* [INSTRUCTIONS FOR THE TASK]:
Copy out every line exactly as given.

====== PROVIDED RECORDS

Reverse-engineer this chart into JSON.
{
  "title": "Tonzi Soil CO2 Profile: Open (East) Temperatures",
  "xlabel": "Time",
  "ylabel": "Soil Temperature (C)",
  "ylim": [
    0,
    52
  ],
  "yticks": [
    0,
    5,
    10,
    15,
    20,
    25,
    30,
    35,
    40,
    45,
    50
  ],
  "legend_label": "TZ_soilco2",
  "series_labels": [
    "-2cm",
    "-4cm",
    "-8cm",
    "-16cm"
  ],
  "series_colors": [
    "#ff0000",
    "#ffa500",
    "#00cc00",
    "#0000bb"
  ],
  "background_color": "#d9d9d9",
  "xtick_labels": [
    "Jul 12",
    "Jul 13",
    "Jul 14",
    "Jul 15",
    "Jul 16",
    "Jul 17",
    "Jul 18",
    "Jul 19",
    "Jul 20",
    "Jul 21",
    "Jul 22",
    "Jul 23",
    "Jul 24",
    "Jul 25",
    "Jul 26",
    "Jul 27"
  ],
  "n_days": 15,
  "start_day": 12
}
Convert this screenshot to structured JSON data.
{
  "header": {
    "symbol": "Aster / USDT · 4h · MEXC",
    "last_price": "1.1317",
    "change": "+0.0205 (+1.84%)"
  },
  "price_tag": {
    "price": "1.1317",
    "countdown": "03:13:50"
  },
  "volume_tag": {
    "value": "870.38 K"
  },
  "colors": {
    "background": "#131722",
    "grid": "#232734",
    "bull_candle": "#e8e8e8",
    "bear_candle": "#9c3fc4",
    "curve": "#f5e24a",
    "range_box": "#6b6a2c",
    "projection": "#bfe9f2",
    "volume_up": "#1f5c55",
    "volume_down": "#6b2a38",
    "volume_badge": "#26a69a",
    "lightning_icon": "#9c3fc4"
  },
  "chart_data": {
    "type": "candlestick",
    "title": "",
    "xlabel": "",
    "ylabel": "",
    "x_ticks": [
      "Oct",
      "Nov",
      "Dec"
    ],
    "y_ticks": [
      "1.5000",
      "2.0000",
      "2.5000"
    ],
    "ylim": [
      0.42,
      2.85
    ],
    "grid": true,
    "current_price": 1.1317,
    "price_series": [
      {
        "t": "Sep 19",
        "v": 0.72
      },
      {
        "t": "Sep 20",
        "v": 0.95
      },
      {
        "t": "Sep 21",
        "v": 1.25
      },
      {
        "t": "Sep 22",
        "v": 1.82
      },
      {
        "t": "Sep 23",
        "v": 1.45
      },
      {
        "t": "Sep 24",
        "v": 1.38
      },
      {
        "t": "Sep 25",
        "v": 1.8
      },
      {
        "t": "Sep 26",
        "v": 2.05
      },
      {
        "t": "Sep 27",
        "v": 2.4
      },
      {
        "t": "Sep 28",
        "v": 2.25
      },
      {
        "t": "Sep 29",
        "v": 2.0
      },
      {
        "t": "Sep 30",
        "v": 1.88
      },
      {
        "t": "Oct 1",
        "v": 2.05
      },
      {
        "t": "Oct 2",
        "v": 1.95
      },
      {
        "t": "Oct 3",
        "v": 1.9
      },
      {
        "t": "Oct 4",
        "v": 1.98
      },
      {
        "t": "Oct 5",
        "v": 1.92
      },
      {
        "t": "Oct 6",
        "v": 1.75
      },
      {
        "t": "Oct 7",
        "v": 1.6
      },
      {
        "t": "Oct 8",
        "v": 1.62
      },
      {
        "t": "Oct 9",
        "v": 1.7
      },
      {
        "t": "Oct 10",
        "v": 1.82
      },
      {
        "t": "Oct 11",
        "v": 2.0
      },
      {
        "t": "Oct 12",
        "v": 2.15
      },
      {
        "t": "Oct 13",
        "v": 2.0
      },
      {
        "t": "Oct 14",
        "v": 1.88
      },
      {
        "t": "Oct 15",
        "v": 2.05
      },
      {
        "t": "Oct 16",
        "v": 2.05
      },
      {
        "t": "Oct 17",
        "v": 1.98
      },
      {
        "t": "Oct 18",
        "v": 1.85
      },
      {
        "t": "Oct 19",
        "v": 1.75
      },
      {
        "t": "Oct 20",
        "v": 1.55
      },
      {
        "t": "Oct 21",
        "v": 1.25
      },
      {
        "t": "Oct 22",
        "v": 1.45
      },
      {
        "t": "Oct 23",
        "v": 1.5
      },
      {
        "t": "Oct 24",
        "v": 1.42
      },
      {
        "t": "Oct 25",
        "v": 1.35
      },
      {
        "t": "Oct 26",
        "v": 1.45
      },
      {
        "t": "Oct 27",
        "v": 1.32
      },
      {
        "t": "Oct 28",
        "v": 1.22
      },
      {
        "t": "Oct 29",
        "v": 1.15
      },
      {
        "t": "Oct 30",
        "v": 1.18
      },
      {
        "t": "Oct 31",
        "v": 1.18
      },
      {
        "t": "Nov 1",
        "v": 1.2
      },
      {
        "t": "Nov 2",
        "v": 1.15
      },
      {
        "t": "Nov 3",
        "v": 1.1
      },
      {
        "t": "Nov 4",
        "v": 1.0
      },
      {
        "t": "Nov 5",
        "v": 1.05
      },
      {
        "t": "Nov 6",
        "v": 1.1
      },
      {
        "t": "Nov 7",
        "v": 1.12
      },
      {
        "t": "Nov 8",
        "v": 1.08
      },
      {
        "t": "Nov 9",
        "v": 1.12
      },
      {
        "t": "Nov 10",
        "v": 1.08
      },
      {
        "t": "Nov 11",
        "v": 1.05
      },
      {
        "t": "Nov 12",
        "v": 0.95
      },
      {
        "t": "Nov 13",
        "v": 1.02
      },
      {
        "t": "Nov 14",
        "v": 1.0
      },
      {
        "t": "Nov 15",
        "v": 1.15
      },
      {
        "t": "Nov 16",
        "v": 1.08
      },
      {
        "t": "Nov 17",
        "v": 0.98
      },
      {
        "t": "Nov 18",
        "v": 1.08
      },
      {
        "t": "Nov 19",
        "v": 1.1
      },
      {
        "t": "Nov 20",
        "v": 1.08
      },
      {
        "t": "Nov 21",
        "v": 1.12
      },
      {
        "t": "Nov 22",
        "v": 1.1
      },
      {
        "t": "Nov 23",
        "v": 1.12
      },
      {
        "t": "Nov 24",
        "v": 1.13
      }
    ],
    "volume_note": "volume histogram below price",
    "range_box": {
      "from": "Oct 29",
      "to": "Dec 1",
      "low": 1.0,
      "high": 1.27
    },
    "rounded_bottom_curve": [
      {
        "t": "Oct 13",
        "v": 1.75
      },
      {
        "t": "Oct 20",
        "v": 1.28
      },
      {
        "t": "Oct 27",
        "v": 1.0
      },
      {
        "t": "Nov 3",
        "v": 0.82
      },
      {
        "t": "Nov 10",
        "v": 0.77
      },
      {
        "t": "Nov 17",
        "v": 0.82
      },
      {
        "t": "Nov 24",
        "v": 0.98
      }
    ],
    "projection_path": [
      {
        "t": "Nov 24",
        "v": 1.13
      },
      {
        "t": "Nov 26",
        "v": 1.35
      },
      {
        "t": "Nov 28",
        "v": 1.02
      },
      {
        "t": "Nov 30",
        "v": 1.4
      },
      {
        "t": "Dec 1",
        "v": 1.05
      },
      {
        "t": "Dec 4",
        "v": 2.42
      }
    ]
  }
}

============

* [FULL RESPONSE]:
Reverse-engineer this chart into JSON.
{
  "title": "Tonzi Soil CO2 Profile: Open (East) Temperatures",
  "xlabel": "Time",
  "ylabel": "Soil Temperature (C)",
  "ylim": [
    0,
    52
  ],
  "yticks": [
    0,
    5,
    10,
    15,
    20,
    25,
    30,
    35,
    40,
    45,
    50
  ],
  "legend_label": "TZ_soilco2",
  "series_labels": [
    "-2cm",
    "-4cm",
    "-8cm",
    "-16cm"
  ],
  "series_colors": [
    "#ff0000",
    "#ffa500",
    "#00cc00",
    "#0000bb"
  ],
  "background_color": "#d9d9d9",
  "xtick_labels": [
    "Jul 12",
    "Jul 13",
    "Jul 14",
    "Jul 15",
    "Jul 16",
    "Jul 17",
    "Jul 18",
    "Jul 19",
    "Jul 20",
    "Jul 21",
    "Jul 22",
    "Jul 23",
    "Jul 24",
    "Jul 25",
    "Jul 26",
    "Jul 27"
  ],
  "n_days": 15,
  "start_day": 12
}
Convert this screenshot to structured JSON data.
{
  "header": {
    "symbol": "Aster / USDT · 4h · MEXC",
    "last_price": "1.1317",
    "change": "+0.0205 (+1.84%)"
  },
  "price_tag": {
    "price": "1.1317",
    "countdown": "03:13:50"
  },
  "volume_tag": {
    "value": "870.38 K"
  },
  "colors": {
    "background": "#131722",
    "grid": "#232734",
    "bull_candle": "#e8e8e8",
    "bear_candle": "#9c3fc4",
    "curve": "#f5e24a",
    "range_box": "#6b6a2c",
    "projection": "#bfe9f2",
    "volume_up": "#1f5c55",
    "volume_down": "#6b2a38",
    "volume_badge": "#26a69a",
    "lightning_icon": "#9c3fc4"
  },
  "chart_data": {
    "type": "candlestick",
    "title": "",
    "xlabel": "",
    "ylabel": "",
    "x_ticks": [
      "Oct",
      "Nov",
      "Dec"
    ],
    "y_ticks": [
      "1.5000",
      "2.0000",
      "2.5000"
    ],
    "ylim": [
      0.42,
      2.85
    ],
    "grid": true,
    "current_price": 1.1317,
    "price_series": [
      {
        "t": "Sep 19",
        "v": 0.72
      },
      {
        "t": "Sep 20",
        "v": 0.95
      },
      {
        "t": "Sep 21",
        "v": 1.25
      },
      {
        "t": "Sep 22",
        "v": 1.82
      },
      {
        "t": "Sep 23",
        "v": 1.45
      },
      {
        "t": "Sep 24",
        "v": 1.38
      },
      {
        "t": "Sep 25",
        "v": 1.8
      },
      {
        "t": "Sep 26",
        "v": 2.05
      },
      {
        "t": "Sep 27",
        "v": 2.4
      },
      {
        "t": "Sep 28",
        "v": 2.25
      },
      {
        "t": "Sep 29",
        "v": 2.0
      },
      {
        "t": "Sep 30",
        "v": 1.88
      },
      {
        "t": "Oct 1",
        "v": 2.05
      },
      {
        "t": "Oct 2",
        "v": 1.95
      },
      {
        "t": "Oct 3",
        "v": 1.9
      },
      {
        "t": "Oct 4",
        "v": 1.98
      },
      {
        "t": "Oct 5",
        "v": 1.92
      },
      {
        "t": "Oct 6",
        "v": 1.75
      },
      {
        "t": "Oct 7",
        "v": 1.6
      },
      {
        "t": "Oct 8",
        "v": 1.62
      },
      {
        "t": "Oct 9",
        "v": 1.7
      },
      {
        "t": "Oct 10",
        "v": 1.82
      },
      {
        "t": "Oct 11",
        "v": 2.0
      },
      {
        "t": "Oct 12",
        "v": 2.15
      },
      {
        "t": "Oct 13",
        "v": 2.0
      },
      {
        "t": "Oct 14",
        "v": 1.88
      },
      {
        "t": "Oct 15",
        "v": 2.05
      },
      {
        "t": "Oct 16",
        "v": 2.05
      },
      {
        "t": "Oct 17",
        "v": 1.98
      },
      {
        "t": "Oct 18",
        "v": 1.85
      },
      {
        "t": "Oct 19",
        "v": 1.75
      },
      {
        "t": "Oct 20",
        "v": 1.55
      },
      {
        "t": "Oct 21",
        "v": 1.25
      },
      {
        "t": "Oct 22",
        "v": 1.45
      },
      {
        "t": "Oct 23",
        "v": 1.5
      },
      {
        "t": "Oct 24",
        "v": 1.42
      },
      {
        "t": "Oct 25",
        "v": 1.35
      },
      {
        "t": "Oct 26",
        "v": 1.45
      },
      {
        "t": "Oct 27",
        "v": 1.32
      },
      {
        "t": "Oct 28",
        "v": 1.22
      },
      {
        "t": "Oct 29",
        "v": 1.15
      },
      {
        "t": "Oct 30",
        "v": 1.18
      },
      {
        "t": "Oct 31",
        "v": 1.18
      },
      {
        "t": "Nov 1",
        "v": 1.2
      },
      {
        "t": "Nov 2",
        "v": 1.15
      },
      {
        "t": "Nov 3",
        "v": 1.1
      },
      {
        "t": "Nov 4",
        "v": 1.0
      },
      {
        "t": "Nov 5",
        "v": 1.05
      },
      {
        "t": "Nov 6",
        "v": 1.1
      },
      {
        "t": "Nov 7",
        "v": 1.12
      },
      {
        "t": "Nov 8",
        "v": 1.08
      },
      {
        "t": "Nov 9",
        "v": 1.12
      },
      {
        "t": "Nov 10",
        "v": 1.08
      },
      {
        "t": "Nov 11",
        "v": 1.05
      },
      {
        "t": "Nov 12",
        "v": 0.95
      },
      {
        "t": "Nov 13",
        "v": 1.02
      },
      {
        "t": "Nov 14",
        "v": 1.0
      },
      {
        "t": "Nov 15",
        "v": 1.15
      },
      {
        "t": "Nov 16",
        "v": 1.08
      },
      {
        "t": "Nov 17",
        "v": 0.98
      },
      {
        "t": "Nov 18",
        "v": 1.08
      },
      {
        "t": "Nov 19",
        "v": 1.1
      },
      {
        "t": "Nov 20",
        "v": 1.08
      },
      {
        "t": "Nov 21",
        "v": 1.12
      },
      {
        "t": "Nov 22",
        "v": 1.1
      },
      {
        "t": "Nov 23",
        "v": 1.12
      },
      {
        "t": "Nov 24",
        "v": 1.13
      }
    ],
    "volume_note": "volume histogram below price",
    "range_box": {
      "from": "Oct 29",
      "to": "Dec 1",
      "low": 1.0,
      "high": 1.27
    },
    "rounded_bottom_curve": [
      {
        "t": "Oct 13",
        "v": 1.75
      },
      {
        "t": "Oct 20",
        "v": 1.28
      },
      {
        "t": "Oct 27",
        "v": 1.0
      },
      {
        "t": "Nov 3",
        "v": 0.82
      },
      {
        "t": "Nov 10",
        "v": 0.77
      },
      {
        "t": "Nov 17",
        "v": 0.82
      },
      {
        "t": "Nov 24",
        "v": 0.98
      }
    ],
    "projection_path": [
      {
        "t": "Nov 24",
        "v": 1.13
      },
      {
        "t": "Nov 26",
        "v": 1.35
      },
      {
        "t": "Nov 28",
        "v": 1.02
      },
      {
        "t": "Nov 30",
        "v": 1.4
      },
      {
        "t": "Dec 1",
        "v": 1.05
      },
      {
        "t": "Dec 4",
        "v": 2.42
      }
    ]
  }
}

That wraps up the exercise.